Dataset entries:
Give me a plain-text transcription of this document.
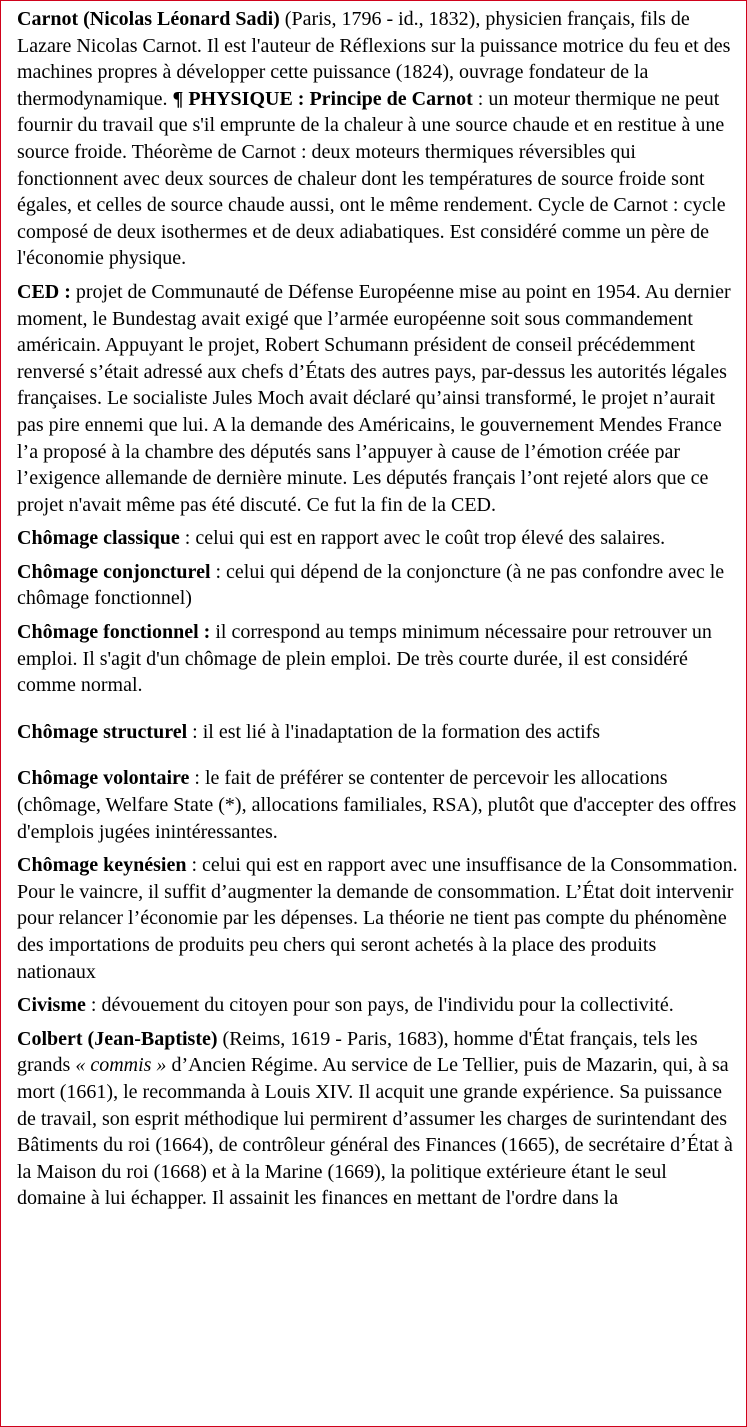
Carnot (Nicolas Léonard Sadi) (Paris, 1796 - id., 1832), physicien français, fils de Lazare Nicolas Carnot. Il est l'auteur de Réflexions sur la puissance motrice du feu et des machines propres à développer cette puissance (1824), ouvrage fondateur de la thermodynamique. ¶ PHYSIQUE : Principe de Carnot : un moteur thermique ne peut fournir du travail que s'il emprunte de la chaleur à une source chaude et en restitue à une source froide. Théorème de Carnot : deux moteurs thermiques réversibles qui fonctionnent avec deux sources de chaleur dont les températures de source froide sont égales, et celles de source chaude aussi, ont le même rendement. Cycle de Carnot : cycle composé de deux isothermes et de deux adiabatiques. Est considéré comme un père de l'économie physique.

CED : projet de Communauté de Défense Européenne mise au point en 1954. Au dernier moment, le Bundestag avait exigé que l’armée européenne soit sous commandement américain. Appuyant le projet, Robert Schumann président de conseil précédemment renversé s’était adressé aux chefs d’États des autres pays, par-dessus les autorités légales françaises. Le socialiste Jules Moch avait déclaré qu’ainsi transformé, le projet n’aurait pas pire ennemi que lui. A la demande des Américains, le gouvernement Mendes France l’a proposé à la chambre des députés sans l’appuyer à cause de l’émotion créée par l’exigence allemande de dernière minute. Les députés français l’ont rejeté alors que ce projet n'avait même pas été discuté. Ce fut la fin de la CED.

Chômage classique : celui qui est en rapport avec le coût trop élevé des salaires.

Chômage conjoncturel : celui qui dépend de la conjoncture (à ne pas confondre avec le chômage fonctionnel)

Chômage fonctionnel : il correspond au temps minimum nécessaire pour retrouver un emploi. Il s'agit d'un chômage de plein emploi. De très courte durée, il est considéré comme normal.

Chômage structurel : il est lié à l'inadaptation de la formation des actifs

Chômage volontaire : le fait de préférer se contenter de percevoir les allocations (chômage, Welfare State (*), allocations familiales, RSA), plutôt que d'accepter des offres d'emplois jugées inintéressantes.

Chômage keynésien : celui qui est en rapport avec une insuffisance de la Consommation. Pour le vaincre, il suffit d’augmenter la demande de consommation. L’État doit intervenir pour relancer l’économie par les dépenses. La théorie ne tient pas compte du phénomène des importations de produits peu chers qui seront achetés à la place des produits nationaux

Civisme : dévouement du citoyen pour son pays, de l'individu pour la collectivité.

Colbert (Jean-Baptiste) (Reims, 1619 - Paris, 1683), homme d'État français, tels les grands « commis » d’Ancien Régime. Au service de Le Tellier, puis de Mazarin, qui, à sa mort (1661), le recommanda à Louis XIV. Il acquit une grande expérience. Sa puissance de travail, son esprit méthodique lui permirent d’assumer les charges de surintendant des Bâtiments du roi (1664), de contrôleur général des Finances (1665), de secrétaire d’État à la Maison du roi (1668) et à la Marine (1669), la politique extérieure étant le seul domaine à lui échapper. Il assainit les finances en mettant de l'ordre dans la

◆ WHAT THE EXERCISE ASKS
Repeat the preceding records precisely, and leave every picture out of the copy.

◆ REPLY
Give me a plain-text transcription of this document.
Carnot (Nicolas Léonard Sadi) (Paris, 1796 - id., 1832), physicien français, fils de Lazare Nicolas Carnot. Il est l'auteur de Réflexions sur la puissance motrice du feu et des machines propres à développer cette puissance (1824), ouvrage fondateur de la thermodynamique. ¶ PHYSIQUE : Principe de Carnot : un moteur thermique ne peut fournir du travail que s'il emprunte de la chaleur à une source chaude et en restitue à une source froide. Théorème de Carnot : deux moteurs thermiques réversibles qui fonctionnent avec deux sources de chaleur dont les températures de source froide sont égales, et celles de source chaude aussi, ont le même rendement. Cycle de Carnot : cycle composé de deux isothermes et de deux adiabatiques. Est considéré comme un père de l'économie physique.

CED : projet de Communauté de Défense Européenne mise au point en 1954. Au dernier moment, le Bundestag avait exigé que l’armée européenne soit sous commandement américain. Appuyant le projet, Robert Schumann président de conseil précédemment renversé s’était adressé aux chefs d’États des autres pays, par-dessus les autorités légales françaises. Le socialiste Jules Moch avait déclaré qu’ainsi transformé, le projet n’aurait pas pire ennemi que lui. A la demande des Américains, le gouvernement Mendes France l’a proposé à la chambre des députés sans l’appuyer à cause de l’émotion créée par l’exigence allemande de dernière minute. Les députés français l’ont rejeté alors que ce projet n'avait même pas été discuté. Ce fut la fin de la CED.

Chômage classique : celui qui est en rapport avec le coût trop élevé des salaires.

Chômage conjoncturel : celui qui dépend de la conjoncture (à ne pas confondre avec le chômage fonctionnel)

Chômage fonctionnel : il correspond au temps minimum nécessaire pour retrouver un emploi. Il s'agit d'un chômage de plein emploi. De très courte durée, il est considéré comme normal.

Chômage structurel : il est lié à l'inadaptation de la formation des actifs

Chômage volontaire : le fait de préférer se contenter de percevoir les allocations (chômage, Welfare State (*), allocations familiales, RSA), plutôt que d'accepter des offres d'emplois jugées inintéressantes.

Chômage keynésien : celui qui est en rapport avec une insuffisance de la Consommation. Pour le vaincre, il suffit d’augmenter la demande de consommation. L’État doit intervenir pour relancer l’économie par les dépenses. La théorie ne tient pas compte du phénomène des importations de produits peu chers qui seront achetés à la place des produits nationaux

Civisme : dévouement du citoyen pour son pays, de l'individu pour la collectivité.

Colbert (Jean-Baptiste) (Reims, 1619 - Paris, 1683), homme d'État français, tels les grands « commis » d’Ancien Régime. Au service de Le Tellier, puis de Mazarin, qui, à sa mort (1661), le recommanda à Louis XIV. Il acquit une grande expérience. Sa puissance de travail, son esprit méthodique lui permirent d’assumer les charges de surintendant des Bâtiments du roi (1664), de contrôleur général des Finances (1665), de secrétaire d’État à la Maison du roi (1668) et à la Marine (1669), la politique extérieure étant le seul domaine à lui échapper. Il assainit les finances en mettant de l'ordre dans la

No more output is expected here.